**Description of the task:** Can you output the records below exactly as they are written?

**Data to use:**

[START]

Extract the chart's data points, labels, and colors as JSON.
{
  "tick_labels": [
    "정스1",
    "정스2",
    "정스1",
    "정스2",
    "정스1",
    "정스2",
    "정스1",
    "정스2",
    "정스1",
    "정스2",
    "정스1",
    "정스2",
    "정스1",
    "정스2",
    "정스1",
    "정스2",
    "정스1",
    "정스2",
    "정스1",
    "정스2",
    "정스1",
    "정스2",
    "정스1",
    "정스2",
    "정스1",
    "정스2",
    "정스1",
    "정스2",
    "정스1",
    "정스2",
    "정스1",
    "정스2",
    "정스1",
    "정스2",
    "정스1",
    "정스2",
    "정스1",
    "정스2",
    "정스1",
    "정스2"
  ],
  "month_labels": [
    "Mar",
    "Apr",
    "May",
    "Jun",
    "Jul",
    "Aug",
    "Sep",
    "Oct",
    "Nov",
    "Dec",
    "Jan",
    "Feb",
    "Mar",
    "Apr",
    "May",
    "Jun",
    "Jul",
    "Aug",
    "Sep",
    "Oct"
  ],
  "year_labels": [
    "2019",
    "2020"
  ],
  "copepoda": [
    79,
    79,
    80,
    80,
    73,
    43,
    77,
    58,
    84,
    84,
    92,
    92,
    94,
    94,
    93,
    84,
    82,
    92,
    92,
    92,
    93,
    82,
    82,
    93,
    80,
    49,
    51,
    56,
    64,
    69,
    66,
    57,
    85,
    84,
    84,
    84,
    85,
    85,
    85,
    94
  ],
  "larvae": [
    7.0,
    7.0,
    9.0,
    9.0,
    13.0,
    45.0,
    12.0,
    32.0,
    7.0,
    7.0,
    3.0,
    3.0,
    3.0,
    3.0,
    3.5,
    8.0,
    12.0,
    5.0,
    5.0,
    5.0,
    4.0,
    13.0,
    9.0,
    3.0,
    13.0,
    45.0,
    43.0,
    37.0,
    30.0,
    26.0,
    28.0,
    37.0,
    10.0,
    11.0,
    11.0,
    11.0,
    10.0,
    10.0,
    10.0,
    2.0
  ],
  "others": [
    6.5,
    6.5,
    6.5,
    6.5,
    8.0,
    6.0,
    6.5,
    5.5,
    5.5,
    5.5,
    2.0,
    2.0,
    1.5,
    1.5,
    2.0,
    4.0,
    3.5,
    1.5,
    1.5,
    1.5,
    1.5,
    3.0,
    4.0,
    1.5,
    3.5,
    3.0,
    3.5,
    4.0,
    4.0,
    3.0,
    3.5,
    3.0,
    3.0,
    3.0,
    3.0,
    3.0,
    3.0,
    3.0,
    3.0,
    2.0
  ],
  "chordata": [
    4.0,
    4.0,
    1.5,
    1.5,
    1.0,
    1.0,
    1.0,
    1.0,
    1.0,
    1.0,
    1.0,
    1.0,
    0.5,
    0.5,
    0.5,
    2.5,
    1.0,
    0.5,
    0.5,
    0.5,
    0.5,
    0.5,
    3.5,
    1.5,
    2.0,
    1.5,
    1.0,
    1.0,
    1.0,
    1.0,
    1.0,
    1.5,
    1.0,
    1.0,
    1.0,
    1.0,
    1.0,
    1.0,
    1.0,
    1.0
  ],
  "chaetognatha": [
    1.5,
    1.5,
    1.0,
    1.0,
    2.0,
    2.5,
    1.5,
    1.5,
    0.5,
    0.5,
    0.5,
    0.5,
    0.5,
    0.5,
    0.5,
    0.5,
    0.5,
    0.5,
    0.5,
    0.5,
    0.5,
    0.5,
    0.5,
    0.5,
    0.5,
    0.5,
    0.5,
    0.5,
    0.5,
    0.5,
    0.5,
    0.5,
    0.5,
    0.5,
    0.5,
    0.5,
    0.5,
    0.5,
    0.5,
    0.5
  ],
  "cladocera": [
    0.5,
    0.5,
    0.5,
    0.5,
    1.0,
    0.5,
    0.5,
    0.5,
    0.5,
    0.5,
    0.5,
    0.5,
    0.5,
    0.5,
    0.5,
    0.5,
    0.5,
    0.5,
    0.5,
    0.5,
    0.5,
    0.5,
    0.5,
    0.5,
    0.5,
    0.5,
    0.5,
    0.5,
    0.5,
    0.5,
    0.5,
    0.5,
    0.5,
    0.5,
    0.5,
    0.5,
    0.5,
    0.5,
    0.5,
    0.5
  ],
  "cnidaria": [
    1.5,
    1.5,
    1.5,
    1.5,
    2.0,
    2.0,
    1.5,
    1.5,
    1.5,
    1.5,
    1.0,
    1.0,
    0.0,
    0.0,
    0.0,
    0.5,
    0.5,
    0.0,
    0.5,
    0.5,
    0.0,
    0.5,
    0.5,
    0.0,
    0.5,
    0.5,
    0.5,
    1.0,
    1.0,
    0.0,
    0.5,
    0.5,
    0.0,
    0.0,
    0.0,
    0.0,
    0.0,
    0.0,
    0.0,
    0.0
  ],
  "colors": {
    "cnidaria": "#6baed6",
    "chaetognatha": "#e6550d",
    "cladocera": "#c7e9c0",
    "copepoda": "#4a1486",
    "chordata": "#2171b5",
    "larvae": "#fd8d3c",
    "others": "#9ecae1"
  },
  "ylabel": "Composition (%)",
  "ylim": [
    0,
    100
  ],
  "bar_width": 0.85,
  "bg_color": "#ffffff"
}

[END]

**Complete response:**
Extract the chart's data points, labels, and colors as JSON.
{
  "tick_labels": [
    "정스1",
    "정스2",
    "정스1",
    "정스2",
    "정스1",
    "정스2",
    "정스1",
    "정스2",
    "정스1",
    "정스2",
    "정스1",
    "정스2",
    "정스1",
    "정스2",
    "정스1",
    "정스2",
    "정스1",
    "정스2",
    "정스1",
    "정스2",
    "정스1",
    "정스2",
    "정스1",
    "정스2",
    "정스1",
    "정스2",
    "정스1",
    "정스2",
    "정스1",
    "정스2",
    "정스1",
    "정스2",
    "정스1",
    "정스2",
    "정스1",
    "정스2",
    "정스1",
    "정스2",
    "정스1",
    "정스2"
  ],
  "month_labels": [
    "Mar",
    "Apr",
    "May",
    "Jun",
    "Jul",
    "Aug",
    "Sep",
    "Oct",
    "Nov",
    "Dec",
    "Jan",
    "Feb",
    "Mar",
    "Apr",
    "May",
    "Jun",
    "Jul",
    "Aug",
    "Sep",
    "Oct"
  ],
  "year_labels": [
    "2019",
    "2020"
  ],
  "copepoda": [
    79,
    79,
    80,
    80,
    73,
    43,
    77,
    58,
    84,
    84,
    92,
    92,
    94,
    94,
    93,
    84,
    82,
    92,
    92,
    92,
    93,
    82,
    82,
    93,
    80,
    49,
    51,
    56,
    64,
    69,
    66,
    57,
    85,
    84,
    84,
    84,
    85,
    85,
    85,
    94
  ],
  "larvae": [
    7.0,
    7.0,
    9.0,
    9.0,
    13.0,
    45.0,
    12.0,
    32.0,
    7.0,
    7.0,
    3.0,
    3.0,
    3.0,
    3.0,
    3.5,
    8.0,
    12.0,
    5.0,
    5.0,
    5.0,
    4.0,
    13.0,
    9.0,
    3.0,
    13.0,
    45.0,
    43.0,
    37.0,
    30.0,
    26.0,
    28.0,
    37.0,
    10.0,
    11.0,
    11.0,
    11.0,
    10.0,
    10.0,
    10.0,
    2.0
  ],
  "others": [
    6.5,
    6.5,
    6.5,
    6.5,
    8.0,
    6.0,
    6.5,
    5.5,
    5.5,
    5.5,
    2.0,
    2.0,
    1.5,
    1.5,
    2.0,
    4.0,
    3.5,
    1.5,
    1.5,
    1.5,
    1.5,
    3.0,
    4.0,
    1.5,
    3.5,
    3.0,
    3.5,
    4.0,
    4.0,
    3.0,
    3.5,
    3.0,
    3.0,
    3.0,
    3.0,
    3.0,
    3.0,
    3.0,
    3.0,
    2.0
  ],
  "chordata": [
    4.0,
    4.0,
    1.5,
    1.5,
    1.0,
    1.0,
    1.0,
    1.0,
    1.0,
    1.0,
    1.0,
    1.0,
    0.5,
    0.5,
    0.5,
    2.5,
    1.0,
    0.5,
    0.5,
    0.5,
    0.5,
    0.5,
    3.5,
    1.5,
    2.0,
    1.5,
    1.0,
    1.0,
    1.0,
    1.0,
    1.0,
    1.5,
    1.0,
    1.0,
    1.0,
    1.0,
    1.0,
    1.0,
    1.0,
    1.0
  ],
  "chaetognatha": [
    1.5,
    1.5,
    1.0,
    1.0,
    2.0,
    2.5,
    1.5,
    1.5,
    0.5,
    0.5,
    0.5,
    0.5,
    0.5,
    0.5,
    0.5,
    0.5,
    0.5,
    0.5,
    0.5,
    0.5,
    0.5,
    0.5,
    0.5,
    0.5,
    0.5,
    0.5,
    0.5,
    0.5,
    0.5,
    0.5,
    0.5,
    0.5,
    0.5,
    0.5,
    0.5,
    0.5,
    0.5,
    0.5,
    0.5,
    0.5
  ],
  "cladocera": [
    0.5,
    0.5,
    0.5,
    0.5,
    1.0,
    0.5,
    0.5,
    0.5,
    0.5,
    0.5,
    0.5,
    0.5,
    0.5,
    0.5,
    0.5,
    0.5,
    0.5,
    0.5,
    0.5,
    0.5,
    0.5,
    0.5,
    0.5,
    0.5,
    0.5,
    0.5,
    0.5,
    0.5,
    0.5,
    0.5,
    0.5,
    0.5,
    0.5,
    0.5,
    0.5,
    0.5,
    0.5,
    0.5,
    0.5,
    0.5
  ],
  "cnidaria": [
    1.5,
    1.5,
    1.5,
    1.5,
    2.0,
    2.0,
    1.5,
    1.5,
    1.5,
    1.5,
    1.0,
    1.0,
    0.0,
    0.0,
    0.0,
    0.5,
    0.5,
    0.0,
    0.5,
    0.5,
    0.0,
    0.5,
    0.5,
    0.0,
    0.5,
    0.5,
    0.5,
    1.0,
    1.0,
    0.0,
    0.5,
    0.5,
    0.0,
    0.0,
    0.0,
    0.0,
    0.0,
    0.0,
    0.0,
    0.0
  ],
  "colors": {
    "cnidaria": "#6baed6",
    "chaetognatha": "#e6550d",
    "cladocera": "#c7e9c0",
    "copepoda": "#4a1486",
    "chordata": "#2171b5",
    "larvae": "#fd8d3c",
    "others": "#9ecae1"
  },
  "ylabel": "Composition (%)",
  "ylim": [
    0,
    100
  ],
  "bar_width": 0.85,
  "bg_color": "#ffffff"
}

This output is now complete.